**** Material provided

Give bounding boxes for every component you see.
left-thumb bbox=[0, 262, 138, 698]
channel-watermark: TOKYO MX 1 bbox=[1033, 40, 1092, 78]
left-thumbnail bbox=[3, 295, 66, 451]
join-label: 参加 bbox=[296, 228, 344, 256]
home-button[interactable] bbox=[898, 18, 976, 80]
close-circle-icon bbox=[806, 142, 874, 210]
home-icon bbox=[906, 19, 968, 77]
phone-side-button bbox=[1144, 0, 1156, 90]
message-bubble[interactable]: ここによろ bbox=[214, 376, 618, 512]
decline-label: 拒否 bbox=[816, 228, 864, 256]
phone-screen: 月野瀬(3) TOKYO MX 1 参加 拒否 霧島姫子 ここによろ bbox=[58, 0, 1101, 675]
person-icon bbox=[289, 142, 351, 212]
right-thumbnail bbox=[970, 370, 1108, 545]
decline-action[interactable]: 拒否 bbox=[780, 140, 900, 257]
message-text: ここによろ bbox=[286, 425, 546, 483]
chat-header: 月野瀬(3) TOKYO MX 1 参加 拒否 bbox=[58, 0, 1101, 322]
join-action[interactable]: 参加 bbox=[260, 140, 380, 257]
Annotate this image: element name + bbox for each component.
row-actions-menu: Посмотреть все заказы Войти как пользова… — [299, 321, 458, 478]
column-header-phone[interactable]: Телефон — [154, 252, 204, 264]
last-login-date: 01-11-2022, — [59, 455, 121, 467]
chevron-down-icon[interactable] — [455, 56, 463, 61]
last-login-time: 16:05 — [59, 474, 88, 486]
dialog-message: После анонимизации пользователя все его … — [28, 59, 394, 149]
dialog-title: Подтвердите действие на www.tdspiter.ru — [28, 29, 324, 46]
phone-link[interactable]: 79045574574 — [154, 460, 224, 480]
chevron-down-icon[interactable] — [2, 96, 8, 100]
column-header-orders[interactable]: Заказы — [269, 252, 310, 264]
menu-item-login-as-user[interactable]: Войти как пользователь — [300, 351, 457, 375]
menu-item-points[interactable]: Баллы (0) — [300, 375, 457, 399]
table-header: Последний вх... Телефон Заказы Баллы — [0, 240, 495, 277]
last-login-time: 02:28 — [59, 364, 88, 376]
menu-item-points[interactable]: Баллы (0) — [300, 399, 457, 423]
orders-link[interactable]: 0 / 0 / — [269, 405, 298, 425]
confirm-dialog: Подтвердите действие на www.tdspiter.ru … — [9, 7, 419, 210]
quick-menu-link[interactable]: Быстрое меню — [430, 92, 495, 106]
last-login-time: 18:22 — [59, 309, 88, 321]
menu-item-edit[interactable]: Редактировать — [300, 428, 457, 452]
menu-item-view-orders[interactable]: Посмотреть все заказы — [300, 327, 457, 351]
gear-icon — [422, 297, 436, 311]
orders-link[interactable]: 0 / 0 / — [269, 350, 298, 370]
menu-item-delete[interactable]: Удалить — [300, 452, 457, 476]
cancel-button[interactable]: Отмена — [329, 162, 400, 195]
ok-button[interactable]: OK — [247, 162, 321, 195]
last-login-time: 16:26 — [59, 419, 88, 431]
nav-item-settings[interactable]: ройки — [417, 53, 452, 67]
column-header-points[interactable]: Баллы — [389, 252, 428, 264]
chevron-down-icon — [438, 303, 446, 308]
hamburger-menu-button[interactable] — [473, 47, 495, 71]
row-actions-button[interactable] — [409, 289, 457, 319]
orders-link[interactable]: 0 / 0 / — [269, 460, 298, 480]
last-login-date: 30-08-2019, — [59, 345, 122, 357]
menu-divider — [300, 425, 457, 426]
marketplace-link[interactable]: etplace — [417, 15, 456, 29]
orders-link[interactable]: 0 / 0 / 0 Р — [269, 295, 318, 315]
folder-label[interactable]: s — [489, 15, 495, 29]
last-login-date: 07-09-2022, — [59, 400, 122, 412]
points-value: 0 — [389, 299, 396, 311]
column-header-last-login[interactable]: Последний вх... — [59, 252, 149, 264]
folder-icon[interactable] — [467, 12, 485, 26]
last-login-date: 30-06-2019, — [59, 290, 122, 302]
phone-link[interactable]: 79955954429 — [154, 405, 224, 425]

********

Problem —
Reproduce the listing above line for line, keeping every character unchanged.

Complete answer —
Give bounding boxes for every component you see.
left-thumb bbox=[0, 262, 138, 698]
channel-watermark: TOKYO MX 1 bbox=[1033, 40, 1092, 78]
left-thumbnail bbox=[3, 295, 66, 451]
join-label: 参加 bbox=[296, 228, 344, 256]
home-button[interactable] bbox=[898, 18, 976, 80]
close-circle-icon bbox=[806, 142, 874, 210]
home-icon bbox=[906, 19, 968, 77]
phone-side-button bbox=[1144, 0, 1156, 90]
message-bubble[interactable]: ここによろ bbox=[214, 376, 618, 512]
decline-label: 拒否 bbox=[816, 228, 864, 256]
phone-screen: 月野瀬(3) TOKYO MX 1 参加 拒否 霧島姫子 ここによろ bbox=[58, 0, 1101, 675]
person-icon bbox=[289, 142, 351, 212]
right-thumbnail bbox=[970, 370, 1108, 545]
decline-action[interactable]: 拒否 bbox=[780, 140, 900, 257]
message-text: ここによろ bbox=[286, 425, 546, 483]
chat-header: 月野瀬(3) TOKYO MX 1 参加 拒否 bbox=[58, 0, 1101, 322]
join-action[interactable]: 参加 bbox=[260, 140, 380, 257]
Annotate this image: element name + bbox for each component.
row-actions-menu: Посмотреть все заказы Войти как пользова… — [299, 321, 458, 478]
column-header-phone[interactable]: Телефон — [154, 252, 204, 264]
last-login-date: 01-11-2022, — [59, 455, 121, 467]
chevron-down-icon[interactable] — [455, 56, 463, 61]
last-login-time: 16:05 — [59, 474, 88, 486]
dialog-message: После анонимизации пользователя все его … — [28, 59, 394, 149]
dialog-title: Подтвердите действие на www.tdspiter.ru — [28, 29, 324, 46]
phone-link[interactable]: 79045574574 — [154, 460, 224, 480]
chevron-down-icon[interactable] — [2, 96, 8, 100]
column-header-orders[interactable]: Заказы — [269, 252, 310, 264]
menu-item-login-as-user[interactable]: Войти как пользователь — [300, 351, 457, 375]
menu-item-points[interactable]: Баллы (0) — [300, 375, 457, 399]
table-header: Последний вх... Телефон Заказы Баллы — [0, 240, 495, 277]
last-login-time: 02:28 — [59, 364, 88, 376]
menu-item-points[interactable]: Баллы (0) — [300, 399, 457, 423]
orders-link[interactable]: 0 / 0 / — [269, 405, 298, 425]
confirm-dialog: Подтвердите действие на www.tdspiter.ru … — [9, 7, 419, 210]
quick-menu-link[interactable]: Быстрое меню — [430, 92, 495, 106]
last-login-time: 18:22 — [59, 309, 88, 321]
menu-item-edit[interactable]: Редактировать — [300, 428, 457, 452]
menu-item-view-orders[interactable]: Посмотреть все заказы — [300, 327, 457, 351]
gear-icon — [422, 297, 436, 311]
orders-link[interactable]: 0 / 0 / — [269, 350, 298, 370]
menu-item-delete[interactable]: Удалить — [300, 452, 457, 476]
cancel-button[interactable]: Отмена — [329, 162, 400, 195]
ok-button[interactable]: OK — [247, 162, 321, 195]
last-login-time: 16:26 — [59, 419, 88, 431]
nav-item-settings[interactable]: ройки — [417, 53, 452, 67]
column-header-points[interactable]: Баллы — [389, 252, 428, 264]
chevron-down-icon — [438, 303, 446, 308]
hamburger-menu-button[interactable] — [473, 47, 495, 71]
row-actions-button[interactable] — [409, 289, 457, 319]
orders-link[interactable]: 0 / 0 / — [269, 460, 298, 480]
last-login-date: 30-08-2019, — [59, 345, 122, 357]
menu-divider — [300, 425, 457, 426]
marketplace-link[interactable]: etplace — [417, 15, 456, 29]
orders-link[interactable]: 0 / 0 / 0 Р — [269, 295, 318, 315]
folder-label[interactable]: s — [489, 15, 495, 29]
last-login-date: 07-09-2022, — [59, 400, 122, 412]
points-value: 0 — [389, 299, 396, 311]
column-header-last-login[interactable]: Последний вх... — [59, 252, 149, 264]
folder-icon[interactable] — [467, 12, 485, 26]
last-login-date: 30-06-2019, — [59, 290, 122, 302]
phone-link[interactable]: 79955954429 — [154, 405, 224, 425]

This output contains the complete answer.